__Problem to work on__: Locate every line that holds the string "你尊敬老师" and copy it.

__The input__:
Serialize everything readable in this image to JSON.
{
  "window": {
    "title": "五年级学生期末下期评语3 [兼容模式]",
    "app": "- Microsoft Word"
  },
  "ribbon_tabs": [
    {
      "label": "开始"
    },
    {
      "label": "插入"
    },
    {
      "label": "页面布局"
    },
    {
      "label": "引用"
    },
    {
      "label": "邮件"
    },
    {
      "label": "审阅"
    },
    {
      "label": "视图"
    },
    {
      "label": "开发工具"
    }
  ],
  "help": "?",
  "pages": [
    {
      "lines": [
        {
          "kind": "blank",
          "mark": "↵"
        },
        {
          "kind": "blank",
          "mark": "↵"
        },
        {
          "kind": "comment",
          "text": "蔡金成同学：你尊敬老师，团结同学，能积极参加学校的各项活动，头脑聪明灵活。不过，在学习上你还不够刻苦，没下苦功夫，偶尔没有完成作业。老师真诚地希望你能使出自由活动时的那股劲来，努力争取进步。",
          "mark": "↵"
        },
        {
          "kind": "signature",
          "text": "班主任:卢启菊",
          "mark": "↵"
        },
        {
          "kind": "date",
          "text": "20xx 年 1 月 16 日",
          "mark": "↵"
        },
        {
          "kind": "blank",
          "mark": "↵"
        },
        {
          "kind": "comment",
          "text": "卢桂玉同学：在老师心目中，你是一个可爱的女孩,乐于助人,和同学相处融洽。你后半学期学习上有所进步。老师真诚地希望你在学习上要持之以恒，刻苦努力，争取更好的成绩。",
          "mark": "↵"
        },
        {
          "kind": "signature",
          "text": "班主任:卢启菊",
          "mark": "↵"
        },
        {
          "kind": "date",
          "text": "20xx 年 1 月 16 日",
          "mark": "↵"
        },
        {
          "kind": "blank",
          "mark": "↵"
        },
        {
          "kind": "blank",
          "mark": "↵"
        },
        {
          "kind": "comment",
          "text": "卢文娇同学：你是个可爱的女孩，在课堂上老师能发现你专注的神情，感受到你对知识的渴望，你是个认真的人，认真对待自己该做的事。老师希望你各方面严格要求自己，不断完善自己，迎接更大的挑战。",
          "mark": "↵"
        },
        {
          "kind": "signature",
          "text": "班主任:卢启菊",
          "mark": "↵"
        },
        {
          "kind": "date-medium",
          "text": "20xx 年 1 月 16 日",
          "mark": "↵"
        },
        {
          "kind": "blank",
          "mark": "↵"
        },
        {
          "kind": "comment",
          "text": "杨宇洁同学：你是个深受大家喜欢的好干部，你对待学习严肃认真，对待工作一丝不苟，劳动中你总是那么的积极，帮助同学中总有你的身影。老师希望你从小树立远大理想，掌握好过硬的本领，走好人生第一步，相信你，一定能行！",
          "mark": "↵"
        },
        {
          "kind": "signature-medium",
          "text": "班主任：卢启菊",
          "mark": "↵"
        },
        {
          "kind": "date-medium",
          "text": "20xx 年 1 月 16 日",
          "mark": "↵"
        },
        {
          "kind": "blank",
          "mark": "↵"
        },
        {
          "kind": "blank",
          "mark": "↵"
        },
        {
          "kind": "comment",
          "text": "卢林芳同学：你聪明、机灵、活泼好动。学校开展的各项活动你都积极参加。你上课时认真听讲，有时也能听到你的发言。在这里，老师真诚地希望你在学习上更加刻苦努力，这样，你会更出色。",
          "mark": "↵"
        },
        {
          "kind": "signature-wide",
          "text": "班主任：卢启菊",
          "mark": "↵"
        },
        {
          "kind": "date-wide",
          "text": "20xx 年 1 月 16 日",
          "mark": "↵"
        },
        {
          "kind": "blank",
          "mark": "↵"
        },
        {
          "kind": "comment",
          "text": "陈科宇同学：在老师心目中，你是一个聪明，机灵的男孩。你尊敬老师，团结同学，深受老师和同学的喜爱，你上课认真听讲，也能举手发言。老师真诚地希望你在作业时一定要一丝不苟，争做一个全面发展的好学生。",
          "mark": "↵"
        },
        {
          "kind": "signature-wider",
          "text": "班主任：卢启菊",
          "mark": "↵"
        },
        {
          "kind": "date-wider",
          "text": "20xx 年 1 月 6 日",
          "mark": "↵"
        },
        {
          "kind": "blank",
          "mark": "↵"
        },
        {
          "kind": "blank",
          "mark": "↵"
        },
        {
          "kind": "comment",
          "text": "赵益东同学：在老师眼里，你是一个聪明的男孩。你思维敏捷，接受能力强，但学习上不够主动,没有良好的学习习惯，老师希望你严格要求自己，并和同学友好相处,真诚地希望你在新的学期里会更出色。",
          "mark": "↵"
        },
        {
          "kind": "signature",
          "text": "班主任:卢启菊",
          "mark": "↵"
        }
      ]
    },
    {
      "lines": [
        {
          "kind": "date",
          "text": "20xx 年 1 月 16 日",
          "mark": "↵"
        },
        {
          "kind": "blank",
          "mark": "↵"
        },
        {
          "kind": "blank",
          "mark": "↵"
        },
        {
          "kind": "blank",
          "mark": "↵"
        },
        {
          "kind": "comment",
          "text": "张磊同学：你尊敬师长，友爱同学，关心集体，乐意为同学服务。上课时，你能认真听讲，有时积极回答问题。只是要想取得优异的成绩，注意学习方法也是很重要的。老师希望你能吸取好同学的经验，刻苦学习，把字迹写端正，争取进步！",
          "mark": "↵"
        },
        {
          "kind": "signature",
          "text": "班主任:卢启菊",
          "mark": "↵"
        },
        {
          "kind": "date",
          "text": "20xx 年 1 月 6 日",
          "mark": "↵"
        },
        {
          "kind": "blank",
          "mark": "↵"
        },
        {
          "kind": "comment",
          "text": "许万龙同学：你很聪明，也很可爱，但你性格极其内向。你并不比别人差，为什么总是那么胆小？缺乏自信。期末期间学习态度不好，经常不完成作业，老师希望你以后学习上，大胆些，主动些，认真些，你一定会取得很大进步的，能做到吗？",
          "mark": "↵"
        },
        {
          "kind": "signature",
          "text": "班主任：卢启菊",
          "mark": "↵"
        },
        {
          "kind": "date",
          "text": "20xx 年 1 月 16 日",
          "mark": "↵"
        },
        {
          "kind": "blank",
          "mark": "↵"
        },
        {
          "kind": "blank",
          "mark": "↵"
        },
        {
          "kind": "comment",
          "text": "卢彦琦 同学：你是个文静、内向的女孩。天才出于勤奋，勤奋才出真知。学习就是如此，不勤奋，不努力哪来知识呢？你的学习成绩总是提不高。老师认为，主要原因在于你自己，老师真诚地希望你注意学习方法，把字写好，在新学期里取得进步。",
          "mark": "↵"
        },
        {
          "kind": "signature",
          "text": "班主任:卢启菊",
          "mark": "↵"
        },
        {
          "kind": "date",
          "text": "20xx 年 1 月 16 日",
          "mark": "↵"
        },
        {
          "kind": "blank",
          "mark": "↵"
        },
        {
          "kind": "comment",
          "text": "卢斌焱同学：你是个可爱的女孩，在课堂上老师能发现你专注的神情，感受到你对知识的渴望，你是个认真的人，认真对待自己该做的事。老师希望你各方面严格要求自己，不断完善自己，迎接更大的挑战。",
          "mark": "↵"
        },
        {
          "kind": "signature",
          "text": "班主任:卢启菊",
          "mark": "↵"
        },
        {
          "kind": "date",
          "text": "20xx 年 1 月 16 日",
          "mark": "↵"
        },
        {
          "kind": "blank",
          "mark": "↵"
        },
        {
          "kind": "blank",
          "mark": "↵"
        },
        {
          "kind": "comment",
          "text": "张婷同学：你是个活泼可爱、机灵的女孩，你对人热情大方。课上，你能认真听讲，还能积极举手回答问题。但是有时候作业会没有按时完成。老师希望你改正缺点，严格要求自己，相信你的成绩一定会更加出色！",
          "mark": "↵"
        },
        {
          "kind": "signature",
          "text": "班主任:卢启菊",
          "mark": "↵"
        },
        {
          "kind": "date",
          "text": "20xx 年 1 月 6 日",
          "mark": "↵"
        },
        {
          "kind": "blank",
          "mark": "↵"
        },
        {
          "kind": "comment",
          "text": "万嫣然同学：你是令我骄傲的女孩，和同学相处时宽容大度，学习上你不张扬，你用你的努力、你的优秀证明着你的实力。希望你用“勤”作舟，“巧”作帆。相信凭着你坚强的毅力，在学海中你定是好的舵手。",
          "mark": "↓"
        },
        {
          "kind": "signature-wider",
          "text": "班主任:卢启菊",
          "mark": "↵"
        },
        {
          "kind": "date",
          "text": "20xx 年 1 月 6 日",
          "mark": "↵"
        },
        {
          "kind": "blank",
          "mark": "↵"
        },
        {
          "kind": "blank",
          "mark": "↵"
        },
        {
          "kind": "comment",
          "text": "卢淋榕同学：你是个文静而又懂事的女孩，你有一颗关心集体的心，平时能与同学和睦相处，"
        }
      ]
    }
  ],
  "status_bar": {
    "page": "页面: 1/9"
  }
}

__Solution to the exercise__:
          "text": "蔡金成同学：你尊敬老师，团结同学，能积极参加学校的各项活动，头脑聪明灵活。不过，在学习上你还不够刻苦，没下苦功夫，偶尔没有完成作业。老师真诚地希望你能使出自由活动时的那股劲来，努力争取进步。",
          "text": "陈科宇同学：在老师心目中，你是一个聪明，机灵的男孩。你尊敬老师，团结同学，深受老师和同学的喜爱，你上课认真听讲，也能举手发言。老师真诚地希望你在作业时一定要一丝不苟，争做一个全面发展的好学生。",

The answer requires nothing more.